* **Records from a collection of figures**
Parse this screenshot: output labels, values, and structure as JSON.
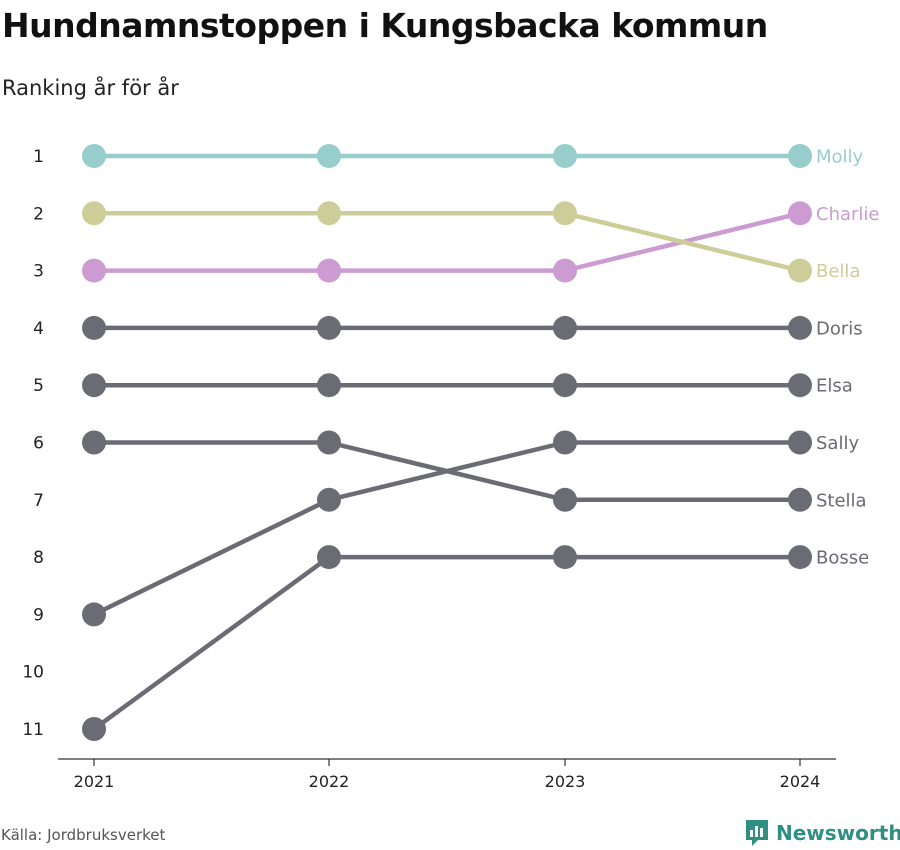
{
  "title": "Hundnamnstoppen i Kungsbacka kommun",
  "subtitle": "Ranking år för år",
  "source": "Källa: Jordbruksverket",
  "brand": {
    "name": "Newsworthy",
    "color": "#2f8f83",
    "icon": "newsworthy-logo-icon"
  },
  "chart_data": {
    "type": "line",
    "title": "Hundnamnstoppen i Kungsbacka kommun",
    "subtitle": "Ranking år för år",
    "x": [
      "2021",
      "2022",
      "2023",
      "2024"
    ],
    "y_ticks": [
      "1",
      "2",
      "3",
      "4",
      "5",
      "6",
      "7",
      "8",
      "9",
      "10",
      "11"
    ],
    "ylim": [
      1,
      11
    ],
    "y_reversed": true,
    "grid": false,
    "series": [
      {
        "name": "Molly",
        "values": [
          1,
          1,
          1,
          1
        ],
        "color": "#97cdcb"
      },
      {
        "name": "Charlie",
        "values": [
          3,
          3,
          3,
          2
        ],
        "color": "#cb9bd1"
      },
      {
        "name": "Bella",
        "values": [
          2,
          2,
          2,
          3
        ],
        "color": "#cdcd98"
      },
      {
        "name": "Doris",
        "values": [
          4,
          4,
          4,
          4
        ],
        "color": "#6b6b73"
      },
      {
        "name": "Elsa",
        "values": [
          5,
          5,
          5,
          5
        ],
        "color": "#6b6b73"
      },
      {
        "name": "Sally",
        "values": [
          9,
          7,
          6,
          6
        ],
        "color": "#6b6b73"
      },
      {
        "name": "Stella",
        "values": [
          6,
          6,
          7,
          7
        ],
        "color": "#6b6b73"
      },
      {
        "name": "Bosse",
        "values": [
          11,
          8,
          8,
          8
        ],
        "color": "#6b6b73"
      }
    ]
  }
}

* **DIRECTION**
Search the preceding listing for "Hundnamnstoppen" and extract every line where it is found.

* **RESULT**
  "title": "Hundnamnstoppen i Kungsbacka kommun",
    "title": "Hundnamnstoppen i Kungsbacka kommun",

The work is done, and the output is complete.